>>>>

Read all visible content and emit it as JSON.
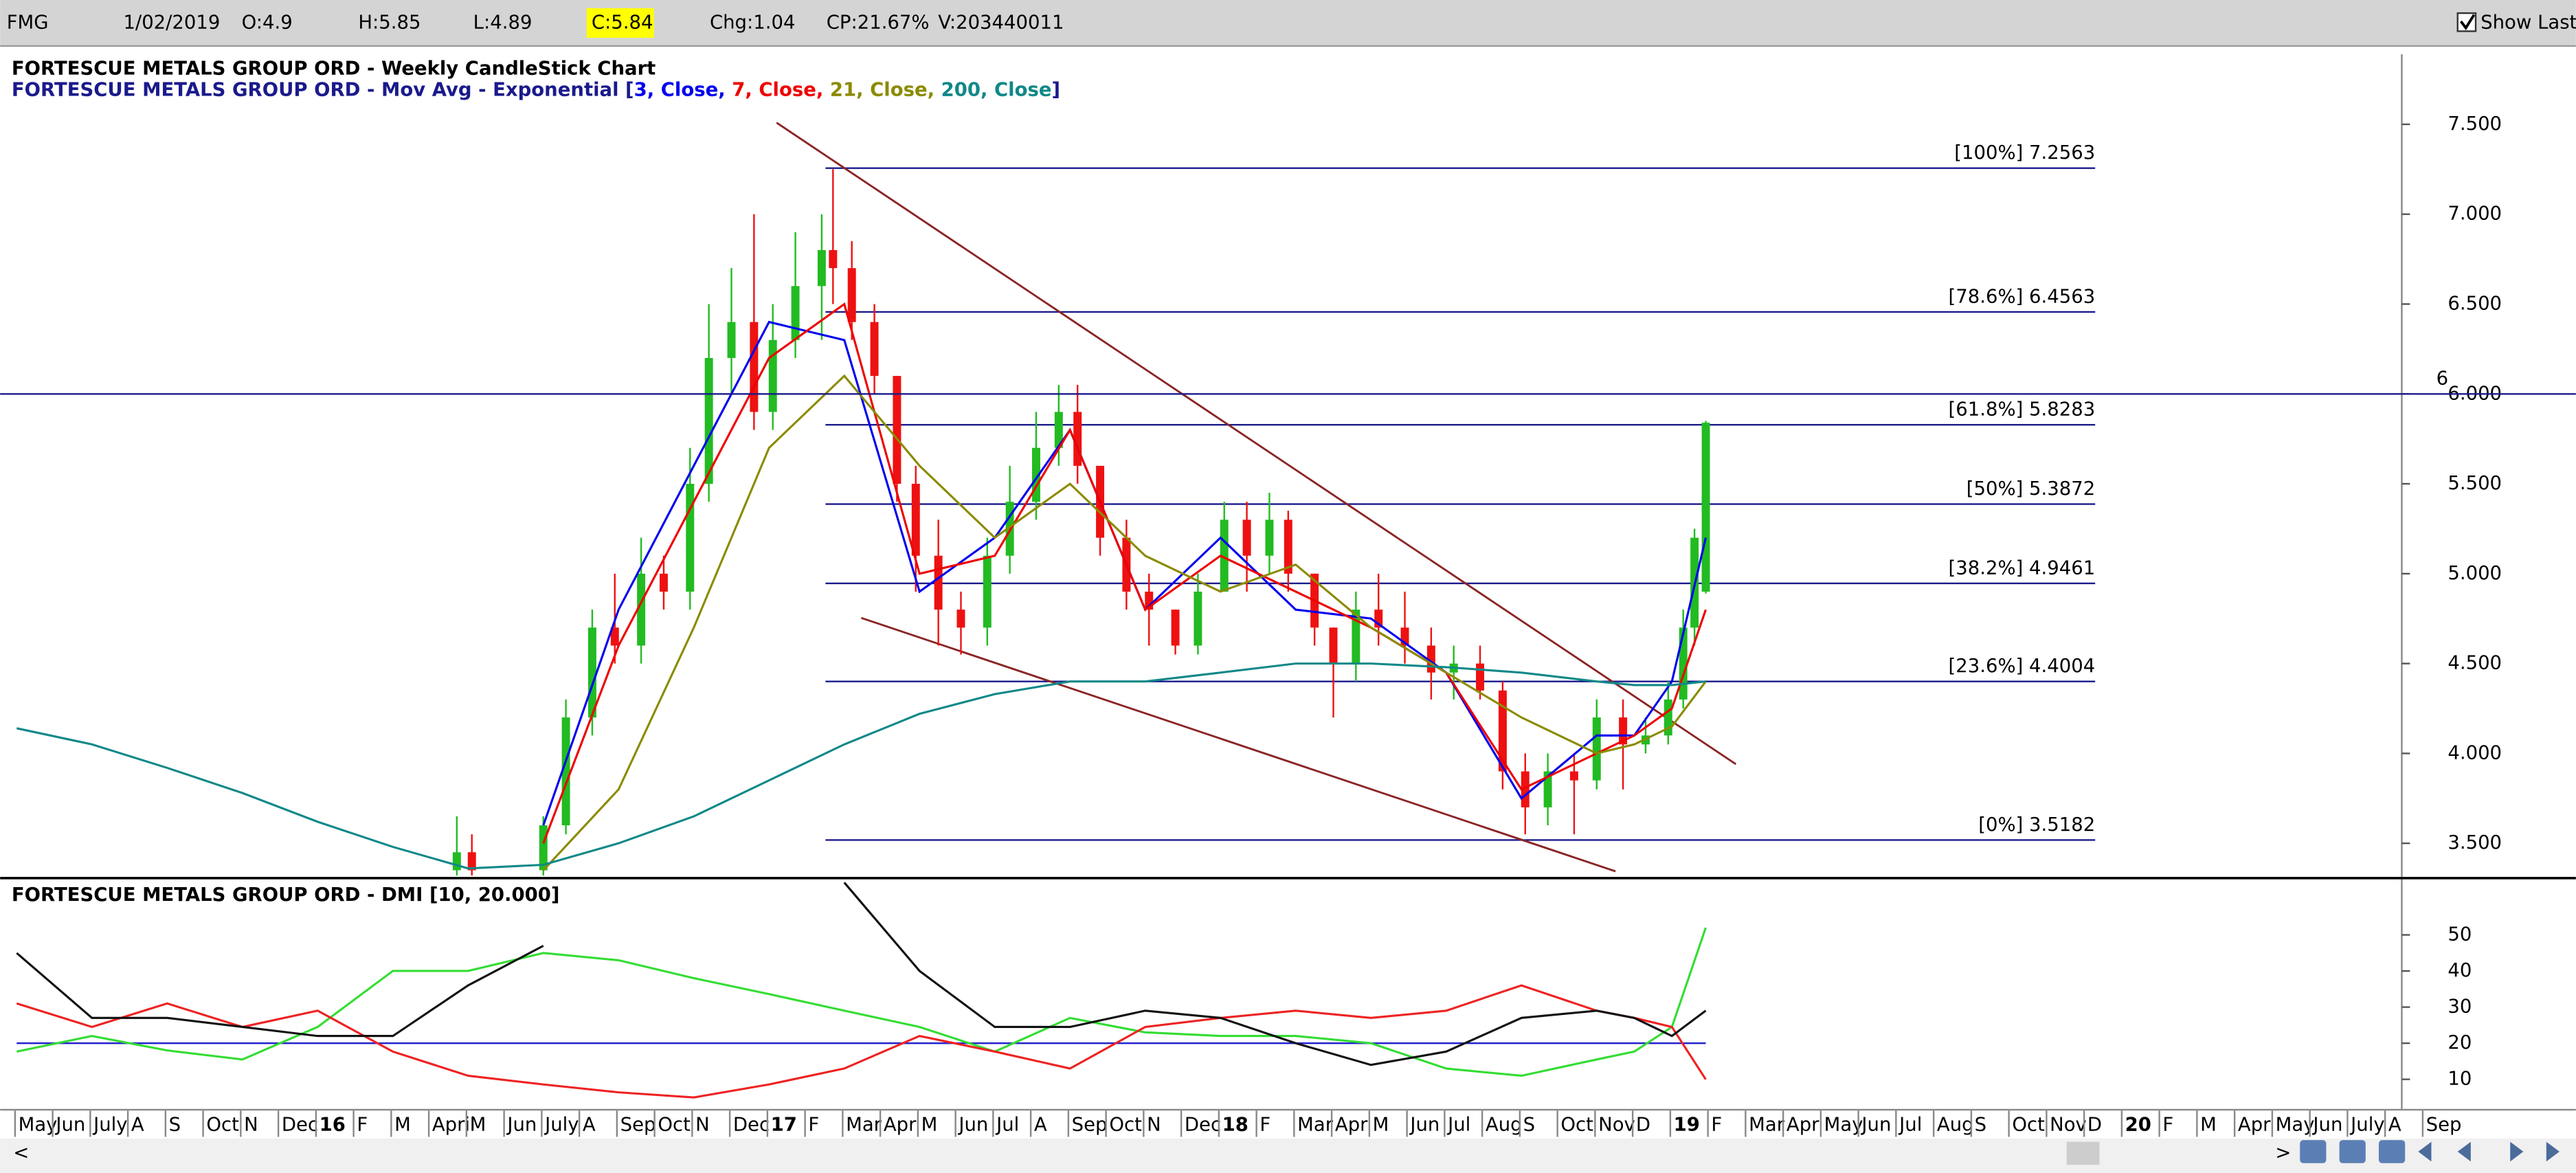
{
  "header": {
    "symbol": "FMG",
    "date": "1/02/2019",
    "open": "O:4.9",
    "high": "H:5.85",
    "low": "L:4.89",
    "close": "C:5.84",
    "change": "Chg:1.04",
    "change_pct": "CP:21.67%",
    "volume": "V:203440011",
    "show_last": "Show Last"
  },
  "time_axis": {
    "labels": [
      "May",
      "Jun",
      "July",
      "A",
      "S",
      "Oct",
      "N",
      "Dec",
      "16",
      "F",
      "M",
      "April",
      "M",
      "Jun",
      "July",
      "A",
      "Sep",
      "Oct",
      "N",
      "Dec",
      "17",
      "F",
      "Mar",
      "Apr",
      "M",
      "Jun",
      "Jul",
      "A",
      "Sep",
      "Oct",
      "N",
      "Dec",
      "18",
      "F",
      "Mar",
      "Apr",
      "M",
      "Jun",
      "Jul",
      "Aug",
      "S",
      "Oct",
      "Nov",
      "D",
      "19",
      "F",
      "Mar",
      "Apr",
      "May",
      "Jun",
      "Jul",
      "Aug",
      "S",
      "Oct",
      "Nov",
      "D",
      "20",
      "F",
      "M",
      "Apr",
      "May",
      "Jun",
      "July",
      "A",
      "Sep"
    ]
  },
  "chart_data": [
    {
      "type": "candlestick",
      "title": "FORTESCUE METALS GROUP ORD - Weekly CandleStick Chart",
      "legend_prefix": "FORTESCUE METALS GROUP ORD - Mov Avg - Exponential [",
      "legend_suffix": "]",
      "xlim": [
        -0.44,
        63.4
      ],
      "ylim": [
        3.32,
        7.89
      ],
      "yticks": [
        {
          "value": 3.5,
          "label": "3.500"
        },
        {
          "value": 4,
          "label": "4.000"
        },
        {
          "value": 4.5,
          "label": "4.500"
        },
        {
          "value": 5,
          "label": "5.000"
        },
        {
          "value": 5.5,
          "label": "5.500"
        },
        {
          "value": 6,
          "label": "6.000"
        },
        {
          "value": 6.5,
          "label": "6.500"
        },
        {
          "value": 7,
          "label": "7.000"
        },
        {
          "value": 7.5,
          "label": "7.500"
        }
      ],
      "up_color": "#22bb22",
      "down_color": "#ee1111",
      "candles": [
        {
          "x": 11.7,
          "open": 3.35,
          "high": 3.65,
          "low": 3.32,
          "close": 3.45
        },
        {
          "x": 12.1,
          "open": 3.45,
          "high": 3.55,
          "low": 3.32,
          "close": 3.35
        },
        {
          "x": 14.0,
          "open": 3.35,
          "high": 3.65,
          "low": 3.32,
          "close": 3.6
        },
        {
          "x": 14.6,
          "open": 3.6,
          "high": 4.3,
          "low": 3.55,
          "close": 4.2
        },
        {
          "x": 15.3,
          "open": 4.2,
          "high": 4.8,
          "low": 4.1,
          "close": 4.7
        },
        {
          "x": 15.9,
          "open": 4.7,
          "high": 5.0,
          "low": 4.5,
          "close": 4.6
        },
        {
          "x": 16.6,
          "open": 4.6,
          "high": 5.2,
          "low": 4.5,
          "close": 5.0
        },
        {
          "x": 17.2,
          "open": 5.0,
          "high": 5.1,
          "low": 4.8,
          "close": 4.9
        },
        {
          "x": 17.9,
          "open": 4.9,
          "high": 5.7,
          "low": 4.8,
          "close": 5.5
        },
        {
          "x": 18.4,
          "open": 5.5,
          "high": 6.5,
          "low": 5.4,
          "close": 6.2
        },
        {
          "x": 19.0,
          "open": 6.2,
          "high": 6.7,
          "low": 6.0,
          "close": 6.4
        },
        {
          "x": 19.6,
          "open": 6.4,
          "high": 7.0,
          "low": 5.8,
          "close": 5.9
        },
        {
          "x": 20.1,
          "open": 5.9,
          "high": 6.5,
          "low": 5.8,
          "close": 6.3
        },
        {
          "x": 20.7,
          "open": 6.3,
          "high": 6.9,
          "low": 6.2,
          "close": 6.6
        },
        {
          "x": 21.4,
          "open": 6.6,
          "high": 7.0,
          "low": 6.3,
          "close": 6.8
        },
        {
          "x": 21.7,
          "open": 6.8,
          "high": 7.25,
          "low": 6.5,
          "close": 6.7
        },
        {
          "x": 22.2,
          "open": 6.7,
          "high": 6.85,
          "low": 6.3,
          "close": 6.4
        },
        {
          "x": 22.8,
          "open": 6.4,
          "high": 6.5,
          "low": 6.0,
          "close": 6.1
        },
        {
          "x": 23.4,
          "open": 6.1,
          "high": 6.1,
          "low": 5.4,
          "close": 5.5
        },
        {
          "x": 23.9,
          "open": 5.5,
          "high": 5.6,
          "low": 4.9,
          "close": 5.1
        },
        {
          "x": 24.5,
          "open": 5.1,
          "high": 5.3,
          "low": 4.6,
          "close": 4.8
        },
        {
          "x": 25.1,
          "open": 4.8,
          "high": 4.9,
          "low": 4.55,
          "close": 4.7
        },
        {
          "x": 25.8,
          "open": 4.7,
          "high": 5.2,
          "low": 4.6,
          "close": 5.1
        },
        {
          "x": 26.4,
          "open": 5.1,
          "high": 5.6,
          "low": 5.0,
          "close": 5.4
        },
        {
          "x": 27.1,
          "open": 5.4,
          "high": 5.9,
          "low": 5.3,
          "close": 5.7
        },
        {
          "x": 27.7,
          "open": 5.7,
          "high": 6.05,
          "low": 5.6,
          "close": 5.9
        },
        {
          "x": 28.2,
          "open": 5.9,
          "high": 6.05,
          "low": 5.5,
          "close": 5.6
        },
        {
          "x": 28.8,
          "open": 5.6,
          "high": 5.6,
          "low": 5.1,
          "close": 5.2
        },
        {
          "x": 29.5,
          "open": 5.2,
          "high": 5.3,
          "low": 4.8,
          "close": 4.9
        },
        {
          "x": 30.1,
          "open": 4.9,
          "high": 5.0,
          "low": 4.6,
          "close": 4.8
        },
        {
          "x": 30.8,
          "open": 4.8,
          "high": 4.8,
          "low": 4.55,
          "close": 4.6
        },
        {
          "x": 31.4,
          "open": 4.6,
          "high": 5.0,
          "low": 4.55,
          "close": 4.9
        },
        {
          "x": 32.1,
          "open": 4.9,
          "high": 5.4,
          "low": 4.9,
          "close": 5.3
        },
        {
          "x": 32.7,
          "open": 5.3,
          "high": 5.4,
          "low": 4.9,
          "close": 5.1
        },
        {
          "x": 33.3,
          "open": 5.1,
          "high": 5.45,
          "low": 5.0,
          "close": 5.3
        },
        {
          "x": 33.8,
          "open": 5.3,
          "high": 5.35,
          "low": 4.9,
          "close": 5.0
        },
        {
          "x": 34.5,
          "open": 5.0,
          "high": 5.0,
          "low": 4.6,
          "close": 4.7
        },
        {
          "x": 35.0,
          "open": 4.7,
          "high": 4.7,
          "low": 4.2,
          "close": 4.5
        },
        {
          "x": 35.6,
          "open": 4.5,
          "high": 4.9,
          "low": 4.4,
          "close": 4.8
        },
        {
          "x": 36.2,
          "open": 4.8,
          "high": 5.0,
          "low": 4.6,
          "close": 4.7
        },
        {
          "x": 36.9,
          "open": 4.7,
          "high": 4.9,
          "low": 4.5,
          "close": 4.6
        },
        {
          "x": 37.6,
          "open": 4.6,
          "high": 4.7,
          "low": 4.3,
          "close": 4.45
        },
        {
          "x": 38.2,
          "open": 4.45,
          "high": 4.6,
          "low": 4.3,
          "close": 4.5
        },
        {
          "x": 38.9,
          "open": 4.5,
          "high": 4.6,
          "low": 4.3,
          "close": 4.35
        },
        {
          "x": 39.5,
          "open": 4.35,
          "high": 4.4,
          "low": 3.8,
          "close": 3.9
        },
        {
          "x": 40.1,
          "open": 3.9,
          "high": 4.0,
          "low": 3.55,
          "close": 3.7
        },
        {
          "x": 40.7,
          "open": 3.7,
          "high": 4.0,
          "low": 3.6,
          "close": 3.9
        },
        {
          "x": 41.4,
          "open": 3.9,
          "high": 4.0,
          "low": 3.55,
          "close": 3.85
        },
        {
          "x": 42.0,
          "open": 3.85,
          "high": 4.3,
          "low": 3.8,
          "close": 4.2
        },
        {
          "x": 42.7,
          "open": 4.2,
          "high": 4.3,
          "low": 3.8,
          "close": 4.05
        },
        {
          "x": 43.3,
          "open": 4.05,
          "high": 4.2,
          "low": 4.0,
          "close": 4.1
        },
        {
          "x": 43.9,
          "open": 4.1,
          "high": 4.4,
          "low": 4.05,
          "close": 4.3
        },
        {
          "x": 44.3,
          "open": 4.3,
          "high": 4.8,
          "low": 4.25,
          "close": 4.7
        },
        {
          "x": 44.6,
          "open": 4.7,
          "high": 5.25,
          "low": 4.6,
          "close": 5.2
        },
        {
          "x": 44.9,
          "open": 4.9,
          "high": 5.85,
          "low": 4.89,
          "close": 5.84
        }
      ],
      "x": [
        0,
        2,
        4,
        6,
        8,
        10,
        12,
        14,
        16,
        18,
        20,
        22,
        24,
        26,
        28,
        30,
        32,
        34,
        36,
        38,
        40,
        42,
        43,
        44,
        44.9
      ],
      "series": [
        {
          "name": "3, Close,",
          "color": "#0000ee",
          "values": [
            null,
            null,
            null,
            null,
            null,
            null,
            null,
            3.6,
            4.8,
            5.6,
            6.4,
            6.3,
            4.9,
            5.2,
            5.8,
            4.8,
            5.2,
            4.8,
            4.75,
            4.45,
            3.75,
            4.1,
            4.1,
            4.4,
            5.2
          ]
        },
        {
          "name": "7, Close,",
          "color": "#ee0000",
          "values": [
            null,
            null,
            null,
            null,
            null,
            null,
            null,
            3.5,
            4.6,
            5.4,
            6.2,
            6.5,
            5.0,
            5.1,
            5.8,
            4.8,
            5.1,
            4.9,
            4.7,
            4.45,
            3.8,
            4.0,
            4.1,
            4.25,
            4.8
          ]
        },
        {
          "name": "21, Close,",
          "color": "#8b8b00",
          "values": [
            null,
            null,
            null,
            null,
            null,
            null,
            null,
            3.35,
            3.8,
            4.7,
            5.7,
            6.1,
            5.6,
            5.2,
            5.5,
            5.1,
            4.9,
            5.05,
            4.7,
            4.45,
            4.2,
            4.0,
            4.05,
            4.15,
            4.4
          ]
        },
        {
          "name": "200, Close",
          "color": "#118888",
          "values": [
            4.14,
            4.05,
            3.92,
            3.78,
            3.62,
            3.48,
            3.36,
            3.38,
            3.5,
            3.65,
            3.85,
            4.05,
            4.22,
            4.33,
            4.4,
            4.4,
            4.45,
            4.5,
            4.5,
            4.48,
            4.45,
            4.4,
            4.38,
            4.38,
            4.4
          ]
        }
      ],
      "fib_color": "#1a1a8c",
      "fib_x": [
        21.5,
        55.25
      ],
      "fib_levels": [
        {
          "label": "[100%] 7.2563",
          "value": 7.2563
        },
        {
          "label": "[78.6%] 6.4563",
          "value": 6.4563
        },
        {
          "label": "[61.8%] 5.8283",
          "value": 5.8283
        },
        {
          "label": "[50%] 5.3872",
          "value": 5.3872
        },
        {
          "label": "[38.2%] 4.9461",
          "value": 4.9461
        },
        {
          "label": "[23.6%] 4.4004",
          "value": 4.4004
        },
        {
          "label": "[0%] 3.5182",
          "value": 3.5182
        }
      ],
      "hline": 6,
      "trendlines": [
        {
          "x": [
            20.2,
            45.7
          ],
          "y": [
            7.509,
            3.94
          ],
          "color": "#8b2525"
        },
        {
          "x": [
            22.45,
            42.5
          ],
          "y": [
            4.754,
            3.344
          ],
          "color": "#8b2525"
        }
      ]
    },
    {
      "type": "line",
      "title": "FORTESCUE METALS GROUP ORD - DMI [10, 20.000]",
      "xlim": [
        -0.44,
        63.4
      ],
      "ylim": [
        1.8,
        65.5
      ],
      "yticks": [
        10,
        20,
        30,
        40,
        50
      ],
      "hline": 20,
      "hline_color": "#2222cc",
      "x": [
        0,
        2,
        4,
        6,
        8,
        10,
        12,
        14,
        16,
        18,
        20,
        22,
        24,
        26,
        28,
        30,
        32,
        34,
        36,
        38,
        40,
        42,
        43,
        44,
        44.9
      ],
      "series": [
        {
          "color": "#33dd33",
          "values": [
            17.7,
            22,
            18,
            15.5,
            24.5,
            40,
            40,
            45,
            43,
            38,
            33.6,
            29,
            24.5,
            17.7,
            27,
            23,
            22,
            22,
            20,
            13,
            11,
            15.5,
            17.7,
            24.5,
            52
          ]
        },
        {
          "color": "#ee2222",
          "values": [
            31,
            24.5,
            31,
            24.5,
            29,
            17.7,
            11,
            8.6,
            6.4,
            5,
            8.6,
            13,
            22,
            17.7,
            13,
            24.5,
            27,
            29,
            27,
            29,
            36,
            29,
            27,
            24.5,
            10
          ]
        },
        {
          "color": "#111111",
          "values": [
            45,
            27,
            27,
            24.5,
            22,
            22,
            36,
            47,
            null,
            null,
            null,
            64.5,
            40,
            24.5,
            24.5,
            29,
            27,
            20,
            14,
            17.7,
            27,
            29,
            27,
            22,
            29
          ]
        }
      ]
    }
  ]
}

<<<<

**WHAT YOU SHOULD DO**:
Filter out all lines lacking the word "name" and copy the rest.

**THE REPLY**:
          "name": "3, Close,",
          "name": "7, Close,",
          "name": "21, Close,",
          "name": "200, Close",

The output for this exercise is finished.